● **TASK TO COMPLETE**: Determine which lines contain the word "screenshot", then copy those lines.

(Stored dataset items)
----

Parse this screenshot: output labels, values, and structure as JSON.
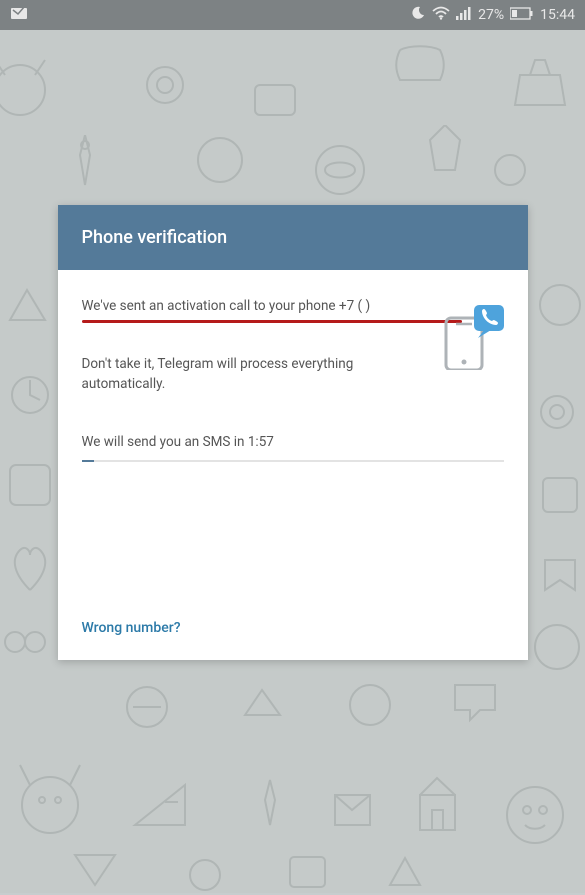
{
  "status_bar": {
    "battery_percent": "27%",
    "time": "15:44"
  },
  "card": {
    "header_title": "Phone verification",
    "activation_message": "We've sent an activation call to your phone +7 (        )",
    "dont_take_message": "Don't take it, Telegram will process everything automatically.",
    "sms_countdown": "We will send you an SMS in 1:57",
    "wrong_number_label": "Wrong number?"
  }
}
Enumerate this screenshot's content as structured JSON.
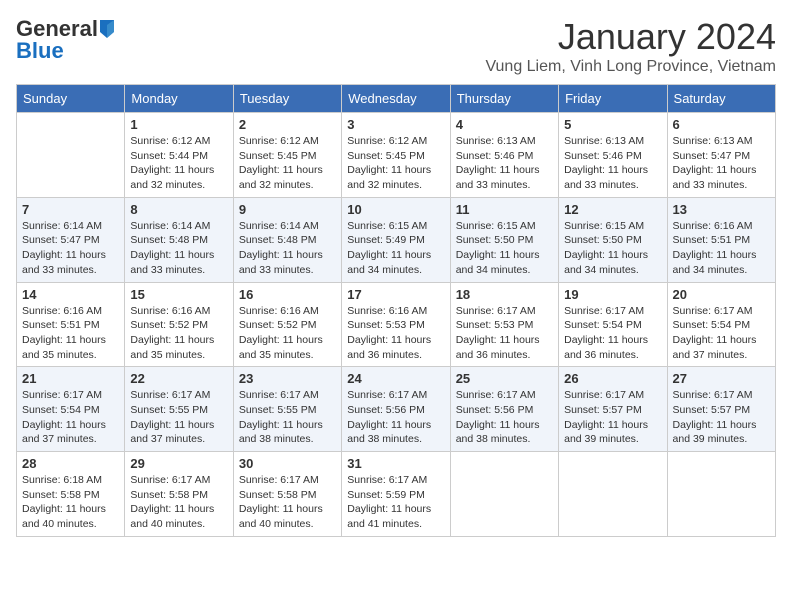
{
  "header": {
    "logo_general": "General",
    "logo_blue": "Blue",
    "month_title": "January 2024",
    "location": "Vung Liem, Vinh Long Province, Vietnam"
  },
  "days_of_week": [
    "Sunday",
    "Monday",
    "Tuesday",
    "Wednesday",
    "Thursday",
    "Friday",
    "Saturday"
  ],
  "weeks": [
    [
      {
        "day": "",
        "info": ""
      },
      {
        "day": "1",
        "info": "Sunrise: 6:12 AM\nSunset: 5:44 PM\nDaylight: 11 hours\nand 32 minutes."
      },
      {
        "day": "2",
        "info": "Sunrise: 6:12 AM\nSunset: 5:45 PM\nDaylight: 11 hours\nand 32 minutes."
      },
      {
        "day": "3",
        "info": "Sunrise: 6:12 AM\nSunset: 5:45 PM\nDaylight: 11 hours\nand 32 minutes."
      },
      {
        "day": "4",
        "info": "Sunrise: 6:13 AM\nSunset: 5:46 PM\nDaylight: 11 hours\nand 33 minutes."
      },
      {
        "day": "5",
        "info": "Sunrise: 6:13 AM\nSunset: 5:46 PM\nDaylight: 11 hours\nand 33 minutes."
      },
      {
        "day": "6",
        "info": "Sunrise: 6:13 AM\nSunset: 5:47 PM\nDaylight: 11 hours\nand 33 minutes."
      }
    ],
    [
      {
        "day": "7",
        "info": "Sunrise: 6:14 AM\nSunset: 5:47 PM\nDaylight: 11 hours\nand 33 minutes."
      },
      {
        "day": "8",
        "info": "Sunrise: 6:14 AM\nSunset: 5:48 PM\nDaylight: 11 hours\nand 33 minutes."
      },
      {
        "day": "9",
        "info": "Sunrise: 6:14 AM\nSunset: 5:48 PM\nDaylight: 11 hours\nand 33 minutes."
      },
      {
        "day": "10",
        "info": "Sunrise: 6:15 AM\nSunset: 5:49 PM\nDaylight: 11 hours\nand 34 minutes."
      },
      {
        "day": "11",
        "info": "Sunrise: 6:15 AM\nSunset: 5:50 PM\nDaylight: 11 hours\nand 34 minutes."
      },
      {
        "day": "12",
        "info": "Sunrise: 6:15 AM\nSunset: 5:50 PM\nDaylight: 11 hours\nand 34 minutes."
      },
      {
        "day": "13",
        "info": "Sunrise: 6:16 AM\nSunset: 5:51 PM\nDaylight: 11 hours\nand 34 minutes."
      }
    ],
    [
      {
        "day": "14",
        "info": "Sunrise: 6:16 AM\nSunset: 5:51 PM\nDaylight: 11 hours\nand 35 minutes."
      },
      {
        "day": "15",
        "info": "Sunrise: 6:16 AM\nSunset: 5:52 PM\nDaylight: 11 hours\nand 35 minutes."
      },
      {
        "day": "16",
        "info": "Sunrise: 6:16 AM\nSunset: 5:52 PM\nDaylight: 11 hours\nand 35 minutes."
      },
      {
        "day": "17",
        "info": "Sunrise: 6:16 AM\nSunset: 5:53 PM\nDaylight: 11 hours\nand 36 minutes."
      },
      {
        "day": "18",
        "info": "Sunrise: 6:17 AM\nSunset: 5:53 PM\nDaylight: 11 hours\nand 36 minutes."
      },
      {
        "day": "19",
        "info": "Sunrise: 6:17 AM\nSunset: 5:54 PM\nDaylight: 11 hours\nand 36 minutes."
      },
      {
        "day": "20",
        "info": "Sunrise: 6:17 AM\nSunset: 5:54 PM\nDaylight: 11 hours\nand 37 minutes."
      }
    ],
    [
      {
        "day": "21",
        "info": "Sunrise: 6:17 AM\nSunset: 5:54 PM\nDaylight: 11 hours\nand 37 minutes."
      },
      {
        "day": "22",
        "info": "Sunrise: 6:17 AM\nSunset: 5:55 PM\nDaylight: 11 hours\nand 37 minutes."
      },
      {
        "day": "23",
        "info": "Sunrise: 6:17 AM\nSunset: 5:55 PM\nDaylight: 11 hours\nand 38 minutes."
      },
      {
        "day": "24",
        "info": "Sunrise: 6:17 AM\nSunset: 5:56 PM\nDaylight: 11 hours\nand 38 minutes."
      },
      {
        "day": "25",
        "info": "Sunrise: 6:17 AM\nSunset: 5:56 PM\nDaylight: 11 hours\nand 38 minutes."
      },
      {
        "day": "26",
        "info": "Sunrise: 6:17 AM\nSunset: 5:57 PM\nDaylight: 11 hours\nand 39 minutes."
      },
      {
        "day": "27",
        "info": "Sunrise: 6:17 AM\nSunset: 5:57 PM\nDaylight: 11 hours\nand 39 minutes."
      }
    ],
    [
      {
        "day": "28",
        "info": "Sunrise: 6:18 AM\nSunset: 5:58 PM\nDaylight: 11 hours\nand 40 minutes."
      },
      {
        "day": "29",
        "info": "Sunrise: 6:17 AM\nSunset: 5:58 PM\nDaylight: 11 hours\nand 40 minutes."
      },
      {
        "day": "30",
        "info": "Sunrise: 6:17 AM\nSunset: 5:58 PM\nDaylight: 11 hours\nand 40 minutes."
      },
      {
        "day": "31",
        "info": "Sunrise: 6:17 AM\nSunset: 5:59 PM\nDaylight: 11 hours\nand 41 minutes."
      },
      {
        "day": "",
        "info": ""
      },
      {
        "day": "",
        "info": ""
      },
      {
        "day": "",
        "info": ""
      }
    ]
  ]
}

----

● **EXPECTED OUTPUT**:
Parse this screenshot: output labels, values, and structure as JSON.
Enumerate this screenshot's content as structured JSON.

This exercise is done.